Count how many lines in the items below contain the string "button", treating uppercase and lowercase as different. Reply with the number alone.

[Excerpts from a layout annotation set]
######

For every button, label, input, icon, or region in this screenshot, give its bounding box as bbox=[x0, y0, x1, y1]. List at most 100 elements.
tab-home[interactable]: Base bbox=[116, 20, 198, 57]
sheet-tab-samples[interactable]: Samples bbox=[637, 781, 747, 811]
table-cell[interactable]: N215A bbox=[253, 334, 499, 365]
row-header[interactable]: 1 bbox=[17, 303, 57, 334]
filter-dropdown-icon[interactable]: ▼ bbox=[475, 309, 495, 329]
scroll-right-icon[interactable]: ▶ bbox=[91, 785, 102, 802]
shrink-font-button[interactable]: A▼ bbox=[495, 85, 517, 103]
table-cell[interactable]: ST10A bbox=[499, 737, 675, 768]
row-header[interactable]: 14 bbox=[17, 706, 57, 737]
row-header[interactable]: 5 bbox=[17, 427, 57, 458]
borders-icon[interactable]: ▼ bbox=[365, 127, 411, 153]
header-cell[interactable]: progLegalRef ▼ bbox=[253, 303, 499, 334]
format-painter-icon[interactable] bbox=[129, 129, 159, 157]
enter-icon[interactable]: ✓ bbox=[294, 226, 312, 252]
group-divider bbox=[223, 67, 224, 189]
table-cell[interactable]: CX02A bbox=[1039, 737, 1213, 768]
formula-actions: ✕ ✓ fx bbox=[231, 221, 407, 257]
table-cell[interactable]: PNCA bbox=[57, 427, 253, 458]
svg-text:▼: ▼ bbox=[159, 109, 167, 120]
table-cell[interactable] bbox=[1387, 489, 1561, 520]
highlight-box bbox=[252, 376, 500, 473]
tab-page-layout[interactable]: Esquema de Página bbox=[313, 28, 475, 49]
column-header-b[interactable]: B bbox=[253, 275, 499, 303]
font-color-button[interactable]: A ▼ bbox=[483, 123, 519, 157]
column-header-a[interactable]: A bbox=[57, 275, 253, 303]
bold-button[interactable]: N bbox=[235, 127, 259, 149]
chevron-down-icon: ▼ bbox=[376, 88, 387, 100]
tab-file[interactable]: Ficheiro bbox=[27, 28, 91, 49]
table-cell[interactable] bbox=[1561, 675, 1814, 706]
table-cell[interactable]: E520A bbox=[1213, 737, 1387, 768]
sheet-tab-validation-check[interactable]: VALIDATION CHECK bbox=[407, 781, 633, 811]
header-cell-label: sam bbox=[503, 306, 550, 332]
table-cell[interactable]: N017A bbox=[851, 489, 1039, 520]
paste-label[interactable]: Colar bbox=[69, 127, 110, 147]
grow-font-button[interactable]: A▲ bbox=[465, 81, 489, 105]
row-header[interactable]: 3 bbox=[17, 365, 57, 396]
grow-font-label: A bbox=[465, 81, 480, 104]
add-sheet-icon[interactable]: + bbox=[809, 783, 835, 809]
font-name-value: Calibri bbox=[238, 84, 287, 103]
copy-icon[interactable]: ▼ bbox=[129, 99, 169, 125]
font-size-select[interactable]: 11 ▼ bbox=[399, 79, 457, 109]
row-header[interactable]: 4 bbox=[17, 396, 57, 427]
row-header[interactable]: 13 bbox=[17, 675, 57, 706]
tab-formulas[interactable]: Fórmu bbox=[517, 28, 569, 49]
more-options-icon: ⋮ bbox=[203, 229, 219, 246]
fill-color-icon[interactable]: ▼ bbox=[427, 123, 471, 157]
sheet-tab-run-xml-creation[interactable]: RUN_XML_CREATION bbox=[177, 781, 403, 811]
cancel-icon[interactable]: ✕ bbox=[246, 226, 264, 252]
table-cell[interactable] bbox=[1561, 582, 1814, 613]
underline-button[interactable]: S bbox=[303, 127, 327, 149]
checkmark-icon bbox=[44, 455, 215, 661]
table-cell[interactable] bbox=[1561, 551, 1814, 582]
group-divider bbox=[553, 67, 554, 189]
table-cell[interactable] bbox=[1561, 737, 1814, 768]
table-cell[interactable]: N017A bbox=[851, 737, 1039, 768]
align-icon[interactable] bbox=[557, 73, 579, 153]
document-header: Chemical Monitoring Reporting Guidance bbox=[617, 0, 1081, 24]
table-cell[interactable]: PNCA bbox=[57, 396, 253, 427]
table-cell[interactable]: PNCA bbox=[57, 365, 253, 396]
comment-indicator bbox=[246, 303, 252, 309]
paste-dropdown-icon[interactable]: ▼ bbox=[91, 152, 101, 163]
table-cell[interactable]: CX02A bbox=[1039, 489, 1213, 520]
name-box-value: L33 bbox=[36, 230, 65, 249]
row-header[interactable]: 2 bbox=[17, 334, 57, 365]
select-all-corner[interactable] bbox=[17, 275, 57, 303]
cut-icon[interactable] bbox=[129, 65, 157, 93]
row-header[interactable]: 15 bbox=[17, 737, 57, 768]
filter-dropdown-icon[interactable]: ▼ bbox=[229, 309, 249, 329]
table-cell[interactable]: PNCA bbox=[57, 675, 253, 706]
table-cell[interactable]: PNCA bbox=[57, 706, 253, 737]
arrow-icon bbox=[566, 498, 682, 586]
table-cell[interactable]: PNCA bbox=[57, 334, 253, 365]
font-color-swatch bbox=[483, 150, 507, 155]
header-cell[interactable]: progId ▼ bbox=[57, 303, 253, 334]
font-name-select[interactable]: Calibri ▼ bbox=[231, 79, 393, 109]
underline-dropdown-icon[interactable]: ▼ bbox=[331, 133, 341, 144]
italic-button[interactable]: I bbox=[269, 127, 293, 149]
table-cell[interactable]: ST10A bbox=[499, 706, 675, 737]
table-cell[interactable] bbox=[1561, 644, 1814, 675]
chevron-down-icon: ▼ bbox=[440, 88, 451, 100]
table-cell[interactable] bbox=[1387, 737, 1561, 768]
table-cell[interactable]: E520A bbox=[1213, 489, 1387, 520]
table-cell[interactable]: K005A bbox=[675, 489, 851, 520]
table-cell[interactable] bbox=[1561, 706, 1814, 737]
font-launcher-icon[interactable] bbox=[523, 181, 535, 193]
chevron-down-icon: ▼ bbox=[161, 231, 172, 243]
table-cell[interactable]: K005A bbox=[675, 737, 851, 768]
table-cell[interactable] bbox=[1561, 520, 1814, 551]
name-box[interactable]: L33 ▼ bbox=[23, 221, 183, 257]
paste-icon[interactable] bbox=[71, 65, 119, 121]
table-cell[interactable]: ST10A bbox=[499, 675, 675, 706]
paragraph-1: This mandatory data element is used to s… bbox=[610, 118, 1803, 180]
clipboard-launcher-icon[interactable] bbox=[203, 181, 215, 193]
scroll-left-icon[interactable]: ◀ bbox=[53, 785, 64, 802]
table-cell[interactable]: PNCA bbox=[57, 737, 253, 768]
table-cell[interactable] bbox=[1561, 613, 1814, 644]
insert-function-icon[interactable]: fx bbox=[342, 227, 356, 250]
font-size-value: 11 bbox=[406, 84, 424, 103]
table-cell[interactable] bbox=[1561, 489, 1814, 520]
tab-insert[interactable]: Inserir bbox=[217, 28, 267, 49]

######

> **EXERCISE OUTPUT**: 7